• Task instructions
• 1. Answer these from the text on footballer James Moles:
(a) Where did Moles die?
(b) Against which club and on what date did he make his Birmingham debut?
(c) In what year did he return to London local football?
• 2. In the text on footballer James Moles, rewrite the paragraph beginning "Moles played for Southern League clubs" as a short bulleted list that keeps its main facts.
• 3. Continue the text on footballer James Moles from the point where it stops.

• Reading passage
James Moles

Personal information
- Full name: James Moles
- Date of birth: 1884
- Place of birth: Tottenham, England
- Date of death: 7 November 1915 (aged 30–31)
- Place of death: Lillers, France
- Position(s): Left half

Senior career*
- Years: Team / Apps / (Gls)
- Asplin Rovers
- 1900–1902: Tottenham Hotspur / 4 / (0)
- 0000–1909: Leyton
- 1909–1911: Birmingham / 33 / (0)
- Leyton
- Edmonton
- Rotherham Town

= James Moles =

English footballer

James Moles (1884 – 7 November 1915) was an English professional footballer who played in the Football League for Birmingham as a left half. His style of play was described as "aggressive".

== Career ==
Moles played for Southern League clubs Tottenham Hotspur and Leyton, before joining Second Division club Birmingham in 1909, as cover for Frank Buckley. He made his debut in a 2–2 home draw with Glossop on 13 September 1909, replacing Buckley as the team's centre half. In the second half of the 1909–10 season, he played regularly in his preferred position of left half. Moles' aggressive style cost him his place and he returned to London local football in 1911.

(Source records)

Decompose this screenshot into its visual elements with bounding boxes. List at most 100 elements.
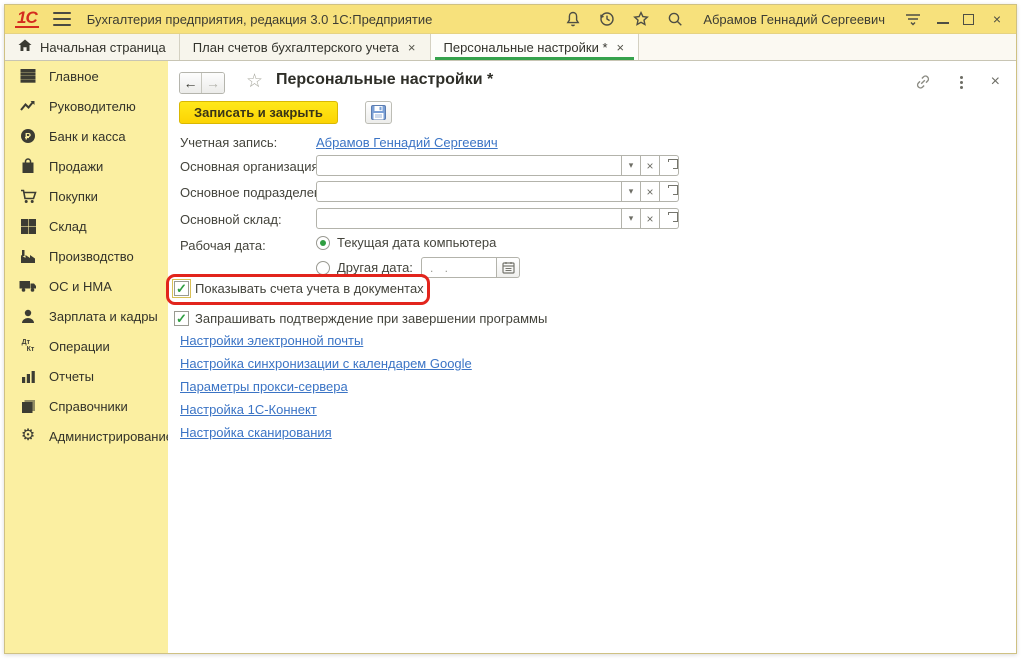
dropdown-icon[interactable]: ▾ <box>622 208 641 229</box>
open-form-icon[interactable] <box>660 155 679 176</box>
books-icon <box>19 397 37 415</box>
sidebar-item-operations[interactable]: ДтКт Операции <box>5 331 168 361</box>
titlebar-actions: Абрамов Геннадий Сергеевич × <box>563 9 1006 29</box>
link-proxy-settings[interactable]: Параметры прокси-сервера <box>180 379 348 394</box>
service-menu-icon[interactable] <box>903 9 923 29</box>
sidebar-item-label: Продажи <box>49 159 103 174</box>
tab-label: План счетов бухгалтерского учета <box>193 40 399 55</box>
ruble-coin-icon: Р <box>19 127 37 145</box>
link-1c-connect[interactable]: Настройка 1С-Коннект <box>180 402 317 417</box>
warehouse-input[interactable] <box>316 208 622 229</box>
search-icon[interactable] <box>665 9 685 29</box>
main-menu-icon[interactable] <box>53 12 71 26</box>
sidebar-item-fixed-assets[interactable]: ОС и НМА <box>5 271 168 301</box>
sidebar-item-warehouse[interactable]: Склад <box>5 211 168 241</box>
radio-other-date[interactable]: Другая дата: <box>316 260 413 275</box>
open-form-icon[interactable] <box>660 208 679 229</box>
tab-close-icon[interactable]: × <box>407 40 417 55</box>
personal-settings-form: ← → ☆ Персональные настройки * × Записат… <box>168 61 1016 653</box>
warehouse-combo: ▾ × <box>316 208 679 229</box>
factory-icon <box>19 247 37 265</box>
home-icon <box>18 39 32 55</box>
close-window-button[interactable]: × <box>988 11 1006 27</box>
link-google-calendar-sync[interactable]: Настройка синхронизации с календарем Goo… <box>180 356 472 371</box>
checkbox-checked-icon: ✓ <box>174 281 189 296</box>
radio-unselected-icon <box>316 261 330 275</box>
sidebar-item-bank-cash[interactable]: Р Банк и касса <box>5 121 168 151</box>
tab-label: Начальная страница <box>40 40 166 55</box>
shopping-bag-icon <box>19 157 37 175</box>
tab-bar: Начальная страница План счетов бухгалтер… <box>5 34 1016 61</box>
link-scan-settings[interactable]: Настройка сканирования <box>180 425 332 440</box>
sidebar-item-label: Руководителю <box>49 99 136 114</box>
get-link-icon[interactable] <box>914 73 932 91</box>
calendar-icon[interactable] <box>497 257 520 278</box>
checkbox-label: Показывать счета учета в документах <box>195 281 424 296</box>
sidebar-item-main[interactable]: Главное <box>5 61 168 91</box>
sidebar-item-administration[interactable]: ⚙ Администрирование <box>5 421 168 451</box>
more-actions-kebab-icon[interactable] <box>958 74 965 91</box>
back-button[interactable]: ← <box>180 73 202 93</box>
forward-button[interactable]: → <box>202 73 224 93</box>
radio-label: Другая дата: <box>337 260 413 275</box>
trend-arrow-icon <box>19 97 37 115</box>
add-favorite-star-icon[interactable]: ☆ <box>246 70 263 93</box>
department-input[interactable] <box>316 181 622 202</box>
app-window: 1С Бухгалтерия предприятия, редакция 3.0… <box>4 4 1017 654</box>
checkbox-show-accounts[interactable]: ✓ Показывать счета учета в документах <box>174 281 424 296</box>
dropdown-icon[interactable]: ▾ <box>622 155 641 176</box>
sidebar-item-payroll-hr[interactable]: Зарплата и кадры <box>5 301 168 331</box>
link-email-settings[interactable]: Настройки электронной почты <box>180 333 363 348</box>
sidebar-item-label: Производство <box>49 249 134 264</box>
dt-kt-icon: ДтКт <box>19 337 37 355</box>
tab-label: Персональные настройки * <box>444 40 608 55</box>
history-icon[interactable] <box>597 9 617 29</box>
window-title: Бухгалтерия предприятия, редакция 3.0 1С… <box>87 12 433 27</box>
radio-current-date[interactable]: Текущая дата компьютера <box>316 235 496 250</box>
dropdown-icon[interactable]: ▾ <box>622 181 641 202</box>
sidebar-item-production[interactable]: Производство <box>5 241 168 271</box>
tab-home[interactable]: Начальная страница <box>5 34 180 60</box>
person-icon <box>19 307 37 325</box>
sidebar-item-purchases[interactable]: Покупки <box>5 181 168 211</box>
clear-icon[interactable]: × <box>641 208 660 229</box>
favorites-star-icon[interactable] <box>631 9 651 29</box>
open-form-icon[interactable] <box>660 181 679 202</box>
sidebar-item-reports[interactable]: Отчеты <box>5 361 168 391</box>
maximize-button[interactable] <box>963 14 974 25</box>
checkbox-checked-icon: ✓ <box>174 311 189 326</box>
current-user[interactable]: Абрамов Геннадий Сергеевич <box>703 12 885 27</box>
grid-boxes-icon <box>19 217 37 235</box>
date-input[interactable]: . . <box>421 257 497 278</box>
clear-icon[interactable]: × <box>641 155 660 176</box>
organization-input[interactable] <box>316 155 622 176</box>
save-and-close-button[interactable]: Записать и закрыть <box>179 101 338 124</box>
sidebar-item-label: ОС и НМА <box>49 279 112 294</box>
menu-lines-icon <box>19 67 37 85</box>
sidebar-item-label: Главное <box>49 69 99 84</box>
1c-logo-icon: 1С <box>15 10 39 28</box>
department-combo: ▾ × <box>316 181 679 202</box>
truck-icon <box>19 277 37 295</box>
account-value-link[interactable]: Абрамов Геннадий Сергеевич <box>316 135 498 150</box>
tab-personal-settings[interactable]: Персональные настройки * × <box>431 34 640 60</box>
sidebar-item-manager[interactable]: Руководителю <box>5 91 168 121</box>
minimize-button[interactable] <box>937 13 949 25</box>
save-button[interactable] <box>365 101 392 124</box>
sidebar-item-label: Склад <box>49 219 87 234</box>
sidebar-item-label: Справочники <box>49 399 128 414</box>
notifications-bell-icon[interactable] <box>563 9 583 29</box>
sidebar-item-directories[interactable]: Справочники <box>5 391 168 421</box>
sidebar-item-label: Покупки <box>49 189 98 204</box>
tab-chart-of-accounts[interactable]: План счетов бухгалтерского учета × <box>180 34 431 60</box>
bar-chart-icon <box>19 367 37 385</box>
checkbox-confirm-exit[interactable]: ✓ Запрашивать подтверждение при завершен… <box>174 311 547 326</box>
tab-close-icon[interactable]: × <box>616 40 626 55</box>
form-close-icon[interactable]: × <box>991 75 1000 89</box>
title-bar: 1С Бухгалтерия предприятия, редакция 3.0… <box>5 5 1016 34</box>
clear-icon[interactable]: × <box>641 181 660 202</box>
sidebar-item-label: Операции <box>49 339 110 354</box>
page-title: Персональные настройки * <box>276 71 493 89</box>
sidebar-item-sales[interactable]: Продажи <box>5 151 168 181</box>
sidebar-item-label: Администрирование <box>49 429 173 444</box>
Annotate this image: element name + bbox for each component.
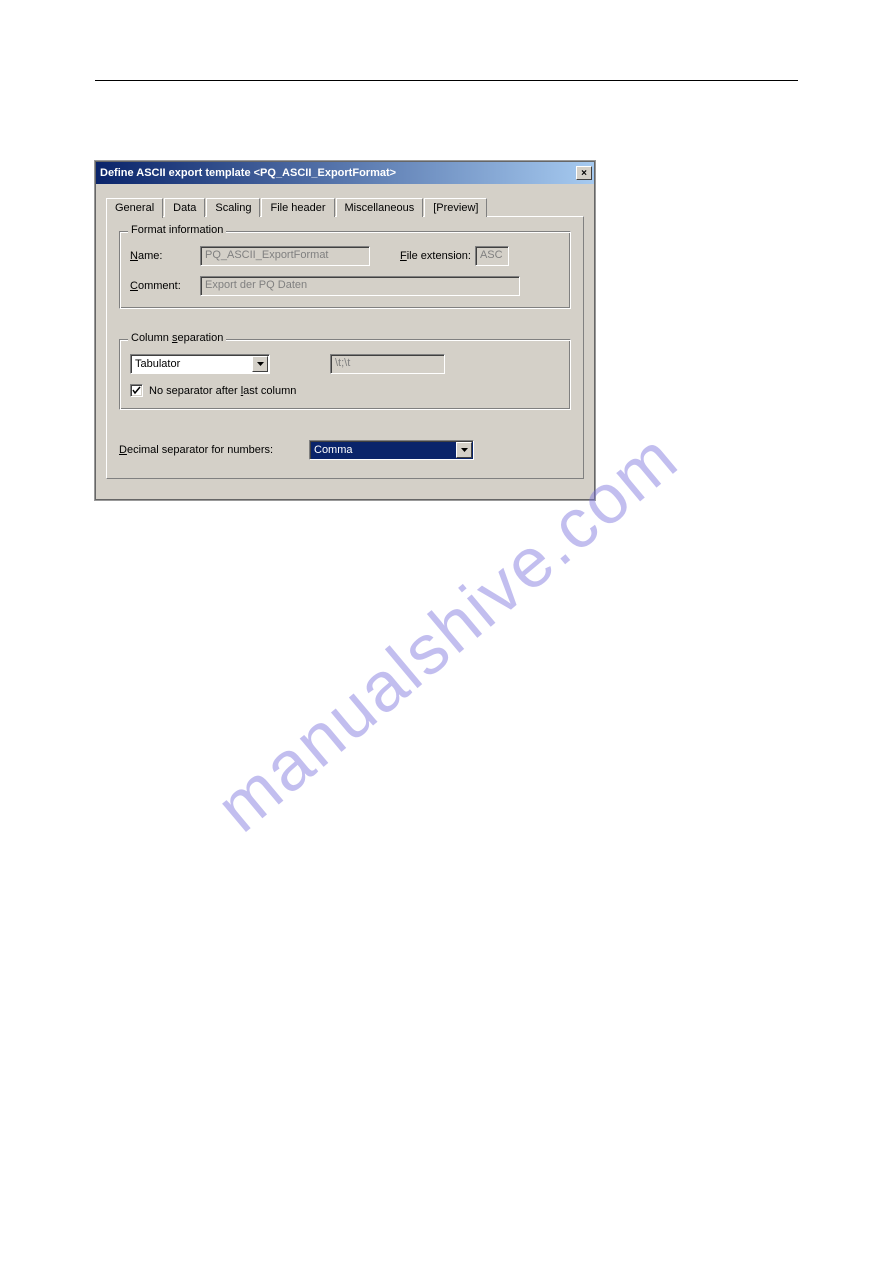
column-separator-combo[interactable]: Tabulator: [130, 354, 270, 374]
row-name: Name: PQ_ASCII_ExportFormat File extensi…: [130, 246, 560, 266]
titlebar-text: Define ASCII export template <PQ_ASCII_E…: [100, 167, 396, 179]
close-icon: ×: [581, 168, 587, 179]
tab-file-header[interactable]: File header: [261, 198, 334, 217]
no-separator-label: No separator after last column: [149, 385, 296, 397]
combo-text: Comma: [310, 444, 455, 456]
tab-scaling[interactable]: Scaling: [206, 198, 260, 217]
decimal-separator-combo[interactable]: Comma: [309, 440, 474, 460]
chevron-down-icon[interactable]: [456, 442, 472, 458]
no-separator-checkbox[interactable]: [130, 384, 143, 397]
row-decimal-separator: Decimal separator for numbers: Comma: [119, 440, 571, 460]
tab-data[interactable]: Data: [164, 198, 205, 217]
titlebar: Define ASCII export template <PQ_ASCII_E…: [96, 162, 594, 184]
combo-text: Tabulator: [131, 358, 251, 370]
check-icon: [132, 386, 141, 395]
separator-text-field[interactable]: \t;\t: [330, 354, 445, 374]
tab-panel-general: Format information Name: PQ_ASCII_Export…: [106, 216, 584, 479]
chevron-down-icon[interactable]: [252, 356, 268, 372]
decimal-label: Decimal separator for numbers:: [119, 444, 309, 456]
dialog-body: General Data Scaling File header Miscell…: [96, 184, 594, 499]
group-format-information: Format information Name: PQ_ASCII_Export…: [119, 231, 571, 309]
tabstrip: General Data Scaling File header Miscell…: [106, 196, 584, 216]
name-label: Name:: [130, 250, 200, 262]
group-column-separation: Column separation Tabulator \t;\t: [119, 339, 571, 410]
tab-miscellaneous[interactable]: Miscellaneous: [336, 198, 424, 217]
file-extension-field[interactable]: ASC: [475, 246, 509, 266]
tab-general[interactable]: General: [106, 198, 163, 218]
tab-preview[interactable]: [Preview]: [424, 198, 487, 217]
ext-label: File extension:: [400, 250, 471, 262]
group-legend-colsep: Column separation: [128, 332, 226, 344]
comment-label: Comment:: [130, 280, 200, 292]
row-no-separator-last: No separator after last column: [130, 384, 560, 397]
export-template-dialog: Define ASCII export template <PQ_ASCII_E…: [95, 161, 595, 500]
name-field[interactable]: PQ_ASCII_ExportFormat: [200, 246, 370, 266]
row-comment: Comment: Export der PQ Daten: [130, 276, 560, 296]
row-separator: Tabulator \t;\t: [130, 354, 560, 374]
page-divider: [95, 80, 798, 81]
comment-field[interactable]: Export der PQ Daten: [200, 276, 520, 296]
group-legend-format: Format information: [128, 224, 226, 236]
close-button[interactable]: ×: [576, 166, 592, 180]
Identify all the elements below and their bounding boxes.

• Responses in order
• 1.
(a) Lillers, France.
(b) Glossop, on 13 September 1909.
(c) 1911.

• 2.
- Played for Southern League clubs Tottenham Hotspur and Leyton.
- Joined Second Division club Birmingham in 1909 as cover for Frank Buckley.
- Debuted on 13 September 1909 in a 2–2 home draw with Glossop, replacing Buckley at centre half.
- Played regularly at his preferred position of left half in the second half of the 1909–10 season.
- Lost his place because of his aggressive style and returned to London local football in 1911.

• 3.
== Personal life ==
Moles gave a false age when he attested in the Militia in February 1900 and was discharged after 48 days. Moles served as a lance corporal in the Middlesex Regiment during the First World War and died of wounds at No. 9 Casualty Clearing Station, Lillers on 7 November 1915. He was buried in Lillers Communal Cemetery.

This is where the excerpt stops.